▸ **EXTRACTED DATA**
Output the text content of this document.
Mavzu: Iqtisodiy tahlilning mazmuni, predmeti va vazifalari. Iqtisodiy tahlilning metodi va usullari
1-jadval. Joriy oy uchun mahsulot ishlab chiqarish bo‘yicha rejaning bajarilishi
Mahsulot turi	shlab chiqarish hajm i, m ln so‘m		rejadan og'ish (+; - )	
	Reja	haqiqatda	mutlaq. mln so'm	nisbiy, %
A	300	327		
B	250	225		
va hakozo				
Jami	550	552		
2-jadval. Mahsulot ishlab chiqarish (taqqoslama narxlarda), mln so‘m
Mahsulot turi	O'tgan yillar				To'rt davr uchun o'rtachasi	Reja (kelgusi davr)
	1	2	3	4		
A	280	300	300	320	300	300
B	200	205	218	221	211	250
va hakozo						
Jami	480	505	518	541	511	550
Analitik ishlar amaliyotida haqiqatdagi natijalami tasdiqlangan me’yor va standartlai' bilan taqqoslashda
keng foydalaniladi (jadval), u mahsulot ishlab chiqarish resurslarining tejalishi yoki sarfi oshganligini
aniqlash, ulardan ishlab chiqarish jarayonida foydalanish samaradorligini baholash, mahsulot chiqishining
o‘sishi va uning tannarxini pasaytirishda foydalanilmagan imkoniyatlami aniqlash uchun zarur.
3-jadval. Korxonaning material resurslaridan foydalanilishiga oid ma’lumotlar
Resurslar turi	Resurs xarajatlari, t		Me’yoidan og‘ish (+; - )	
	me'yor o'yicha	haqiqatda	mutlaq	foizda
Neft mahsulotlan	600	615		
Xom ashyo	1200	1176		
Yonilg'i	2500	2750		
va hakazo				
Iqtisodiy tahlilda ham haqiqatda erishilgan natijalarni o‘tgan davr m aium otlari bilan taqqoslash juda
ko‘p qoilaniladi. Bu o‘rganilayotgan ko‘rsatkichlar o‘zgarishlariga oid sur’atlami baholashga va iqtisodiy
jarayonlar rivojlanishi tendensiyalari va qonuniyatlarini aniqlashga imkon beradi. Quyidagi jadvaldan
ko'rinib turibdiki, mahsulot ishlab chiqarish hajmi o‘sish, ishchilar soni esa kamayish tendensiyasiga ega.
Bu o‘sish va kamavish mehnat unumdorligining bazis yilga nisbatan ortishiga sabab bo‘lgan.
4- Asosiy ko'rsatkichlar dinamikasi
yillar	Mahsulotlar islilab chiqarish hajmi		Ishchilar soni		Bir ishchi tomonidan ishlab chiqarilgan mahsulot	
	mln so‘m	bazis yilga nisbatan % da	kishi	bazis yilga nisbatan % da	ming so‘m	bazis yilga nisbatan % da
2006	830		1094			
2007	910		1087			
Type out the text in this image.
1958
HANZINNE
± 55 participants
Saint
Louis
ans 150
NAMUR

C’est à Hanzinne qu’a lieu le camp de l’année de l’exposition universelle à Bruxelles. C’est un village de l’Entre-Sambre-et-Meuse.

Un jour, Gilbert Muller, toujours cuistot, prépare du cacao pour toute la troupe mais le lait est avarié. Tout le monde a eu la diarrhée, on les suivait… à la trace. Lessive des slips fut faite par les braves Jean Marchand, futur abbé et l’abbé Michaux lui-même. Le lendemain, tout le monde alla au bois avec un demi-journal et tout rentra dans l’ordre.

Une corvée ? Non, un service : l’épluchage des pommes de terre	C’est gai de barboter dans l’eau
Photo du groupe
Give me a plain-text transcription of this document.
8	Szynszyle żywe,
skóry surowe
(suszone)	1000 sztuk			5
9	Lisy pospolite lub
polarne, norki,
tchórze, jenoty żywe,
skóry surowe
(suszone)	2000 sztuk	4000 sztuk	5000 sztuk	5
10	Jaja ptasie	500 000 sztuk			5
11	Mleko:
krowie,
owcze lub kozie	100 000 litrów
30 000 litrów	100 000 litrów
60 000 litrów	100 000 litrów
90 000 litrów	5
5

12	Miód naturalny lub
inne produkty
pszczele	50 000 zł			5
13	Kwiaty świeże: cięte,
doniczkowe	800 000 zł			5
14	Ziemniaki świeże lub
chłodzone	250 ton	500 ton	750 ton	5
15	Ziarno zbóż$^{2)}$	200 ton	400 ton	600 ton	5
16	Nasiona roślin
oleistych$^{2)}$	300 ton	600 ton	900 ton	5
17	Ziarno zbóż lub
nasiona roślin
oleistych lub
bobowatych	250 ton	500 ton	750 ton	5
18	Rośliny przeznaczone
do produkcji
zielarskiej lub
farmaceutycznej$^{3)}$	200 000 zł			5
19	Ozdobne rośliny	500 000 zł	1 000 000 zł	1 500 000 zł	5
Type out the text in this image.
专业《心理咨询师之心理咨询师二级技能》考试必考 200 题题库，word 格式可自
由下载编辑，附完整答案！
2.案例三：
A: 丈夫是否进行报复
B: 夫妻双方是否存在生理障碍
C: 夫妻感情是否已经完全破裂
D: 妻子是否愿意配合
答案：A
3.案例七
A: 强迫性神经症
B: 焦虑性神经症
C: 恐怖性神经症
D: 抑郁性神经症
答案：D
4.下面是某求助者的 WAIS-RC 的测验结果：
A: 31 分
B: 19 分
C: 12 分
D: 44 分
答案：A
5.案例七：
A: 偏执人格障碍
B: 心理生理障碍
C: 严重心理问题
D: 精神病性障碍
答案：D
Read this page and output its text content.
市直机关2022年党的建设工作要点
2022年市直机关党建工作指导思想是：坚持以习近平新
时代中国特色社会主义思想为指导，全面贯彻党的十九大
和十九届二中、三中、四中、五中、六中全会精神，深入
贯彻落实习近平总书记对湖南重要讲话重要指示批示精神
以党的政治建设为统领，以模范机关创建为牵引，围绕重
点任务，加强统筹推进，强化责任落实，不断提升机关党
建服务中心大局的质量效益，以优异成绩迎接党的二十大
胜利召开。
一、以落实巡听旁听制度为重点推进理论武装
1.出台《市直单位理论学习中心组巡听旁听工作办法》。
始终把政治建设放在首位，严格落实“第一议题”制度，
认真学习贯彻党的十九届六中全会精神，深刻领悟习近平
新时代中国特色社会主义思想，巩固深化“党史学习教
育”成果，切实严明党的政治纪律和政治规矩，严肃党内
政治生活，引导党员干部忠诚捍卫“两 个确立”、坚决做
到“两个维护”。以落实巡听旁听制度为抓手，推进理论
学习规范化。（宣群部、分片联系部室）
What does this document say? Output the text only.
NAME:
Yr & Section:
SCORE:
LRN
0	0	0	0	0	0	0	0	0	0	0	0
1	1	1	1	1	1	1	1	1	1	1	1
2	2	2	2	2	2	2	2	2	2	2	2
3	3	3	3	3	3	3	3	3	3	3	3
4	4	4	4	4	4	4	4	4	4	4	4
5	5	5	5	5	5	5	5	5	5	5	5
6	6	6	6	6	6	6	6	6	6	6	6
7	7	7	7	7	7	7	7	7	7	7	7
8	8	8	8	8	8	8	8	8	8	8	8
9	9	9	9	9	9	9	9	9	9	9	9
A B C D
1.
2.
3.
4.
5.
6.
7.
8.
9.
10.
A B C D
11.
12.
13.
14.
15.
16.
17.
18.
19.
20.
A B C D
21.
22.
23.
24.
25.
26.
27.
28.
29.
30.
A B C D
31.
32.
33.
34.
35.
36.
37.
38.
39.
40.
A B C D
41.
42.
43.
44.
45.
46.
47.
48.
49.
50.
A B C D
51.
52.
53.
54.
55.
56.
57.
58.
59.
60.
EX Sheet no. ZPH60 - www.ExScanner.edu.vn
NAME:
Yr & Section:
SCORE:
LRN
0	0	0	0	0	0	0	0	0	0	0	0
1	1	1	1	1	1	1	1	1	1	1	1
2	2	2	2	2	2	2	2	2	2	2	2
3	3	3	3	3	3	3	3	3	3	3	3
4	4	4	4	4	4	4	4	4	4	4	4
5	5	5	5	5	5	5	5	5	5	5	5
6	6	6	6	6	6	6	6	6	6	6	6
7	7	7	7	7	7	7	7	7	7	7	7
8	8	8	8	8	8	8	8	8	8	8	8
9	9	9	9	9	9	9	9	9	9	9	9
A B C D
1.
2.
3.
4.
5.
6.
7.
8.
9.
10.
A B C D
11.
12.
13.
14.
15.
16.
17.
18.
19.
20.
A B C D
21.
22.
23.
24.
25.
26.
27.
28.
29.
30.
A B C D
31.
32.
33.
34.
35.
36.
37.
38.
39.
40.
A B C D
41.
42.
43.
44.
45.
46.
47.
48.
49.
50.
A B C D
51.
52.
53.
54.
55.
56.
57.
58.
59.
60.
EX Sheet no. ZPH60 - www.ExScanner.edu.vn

▸ **TO BE DONE**
Transcribe word for word the lines from the one holding "What does this" to the last line of the listing above, inclusive.

▸ **EXERCISE OUTPUT**
What does this document say? Output the text only.
NAME:
Yr & Section:
SCORE:
LRN
0	0	0	0	0	0	0	0	0	0	0	0
1	1	1	1	1	1	1	1	1	1	1	1
2	2	2	2	2	2	2	2	2	2	2	2
3	3	3	3	3	3	3	3	3	3	3	3
4	4	4	4	4	4	4	4	4	4	4	4
5	5	5	5	5	5	5	5	5	5	5	5
6	6	6	6	6	6	6	6	6	6	6	6
7	7	7	7	7	7	7	7	7	7	7	7
8	8	8	8	8	8	8	8	8	8	8	8
9	9	9	9	9	9	9	9	9	9	9	9
A B C D
1.
2.
3.
4.
5.
6.
7.
8.
9.
10.
A B C D
11.
12.
13.
14.
15.
16.
17.
18.
19.
20.
A B C D
21.
22.
23.
24.
25.
26.
27.
28.
29.
30.
A B C D
31.
32.
33.
34.
35.
36.
37.
38.
39.
40.
A B C D
41.
42.
43.
44.
45.
46.
47.
48.
49.
50.
A B C D
51.
52.
53.
54.
55.
56.
57.
58.
59.
60.
EX Sheet no. ZPH60 - www.ExScanner.edu.vn
NAME:
Yr & Section:
SCORE:
LRN
0	0	0	0	0	0	0	0	0	0	0	0
1	1	1	1	1	1	1	1	1	1	1	1
2	2	2	2	2	2	2	2	2	2	2	2
3	3	3	3	3	3	3	3	3	3	3	3
4	4	4	4	4	4	4	4	4	4	4	4
5	5	5	5	5	5	5	5	5	5	5	5
6	6	6	6	6	6	6	6	6	6	6	6
7	7	7	7	7	7	7	7	7	7	7	7
8	8	8	8	8	8	8	8	8	8	8	8
9	9	9	9	9	9	9	9	9	9	9	9
A B C D
1.
2.
3.
4.
5.
6.
7.
8.
9.
10.
A B C D
11.
12.
13.
14.
15.
16.
17.
18.
19.
20.
A B C D
21.
22.
23.
24.
25.
26.
27.
28.
29.
30.
A B C D
31.
32.
33.
34.
35.
36.
37.
38.
39.
40.
A B C D
41.
42.
43.
44.
45.
46.
47.
48.
49.
50.
A B C D
51.
52.
53.
54.
55.
56.
57.
58.
59.
60.
EX Sheet no. ZPH60 - www.ExScanner.edu.vn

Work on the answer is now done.